- _Do this_: Find the word "logging" in the listing; pull out each line holding it.

- _Dataset excerpts_:
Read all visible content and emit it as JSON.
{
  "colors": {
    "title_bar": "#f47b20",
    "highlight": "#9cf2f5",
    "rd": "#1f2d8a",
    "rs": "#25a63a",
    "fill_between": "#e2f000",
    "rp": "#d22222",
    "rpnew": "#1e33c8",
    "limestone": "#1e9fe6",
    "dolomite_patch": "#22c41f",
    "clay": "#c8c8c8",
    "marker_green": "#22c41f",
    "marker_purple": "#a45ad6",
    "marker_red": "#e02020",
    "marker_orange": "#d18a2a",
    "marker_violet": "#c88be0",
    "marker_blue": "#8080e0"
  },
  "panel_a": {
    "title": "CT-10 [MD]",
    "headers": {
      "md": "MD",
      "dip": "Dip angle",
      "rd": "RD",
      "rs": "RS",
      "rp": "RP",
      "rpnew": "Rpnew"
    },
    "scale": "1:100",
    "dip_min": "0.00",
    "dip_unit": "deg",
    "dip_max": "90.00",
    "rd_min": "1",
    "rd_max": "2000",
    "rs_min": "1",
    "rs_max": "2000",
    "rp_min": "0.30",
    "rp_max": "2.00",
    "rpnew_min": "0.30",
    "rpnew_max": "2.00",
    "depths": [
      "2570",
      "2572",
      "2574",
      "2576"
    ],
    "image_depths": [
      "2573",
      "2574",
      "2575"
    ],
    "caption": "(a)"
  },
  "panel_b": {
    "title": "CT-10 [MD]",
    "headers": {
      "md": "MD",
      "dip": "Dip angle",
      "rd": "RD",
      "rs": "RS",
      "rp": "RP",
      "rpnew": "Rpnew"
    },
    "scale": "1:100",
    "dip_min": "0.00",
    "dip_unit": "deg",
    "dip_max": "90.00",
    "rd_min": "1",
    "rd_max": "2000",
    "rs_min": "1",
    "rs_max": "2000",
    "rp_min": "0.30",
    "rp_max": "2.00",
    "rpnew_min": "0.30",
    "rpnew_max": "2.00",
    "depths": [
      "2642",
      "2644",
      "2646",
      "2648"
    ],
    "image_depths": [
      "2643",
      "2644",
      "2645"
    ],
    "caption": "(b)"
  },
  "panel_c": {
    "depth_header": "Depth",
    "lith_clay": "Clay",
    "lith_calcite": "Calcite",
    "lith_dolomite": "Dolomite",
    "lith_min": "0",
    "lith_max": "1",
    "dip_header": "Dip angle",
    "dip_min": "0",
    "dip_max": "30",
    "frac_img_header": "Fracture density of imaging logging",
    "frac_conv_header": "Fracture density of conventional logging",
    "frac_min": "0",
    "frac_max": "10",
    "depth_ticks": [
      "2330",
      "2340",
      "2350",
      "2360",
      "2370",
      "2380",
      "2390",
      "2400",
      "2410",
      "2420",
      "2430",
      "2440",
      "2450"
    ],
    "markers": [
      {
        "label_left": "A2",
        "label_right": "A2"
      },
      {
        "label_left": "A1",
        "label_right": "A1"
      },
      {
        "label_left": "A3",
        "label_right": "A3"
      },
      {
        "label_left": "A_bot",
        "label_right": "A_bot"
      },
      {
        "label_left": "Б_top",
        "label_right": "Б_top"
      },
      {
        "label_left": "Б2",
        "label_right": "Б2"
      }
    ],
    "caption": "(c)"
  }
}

- _Written answer_:
    "frac_img_header": "Fracture density of imaging logging",
    "frac_conv_header": "Fracture density of conventional logging",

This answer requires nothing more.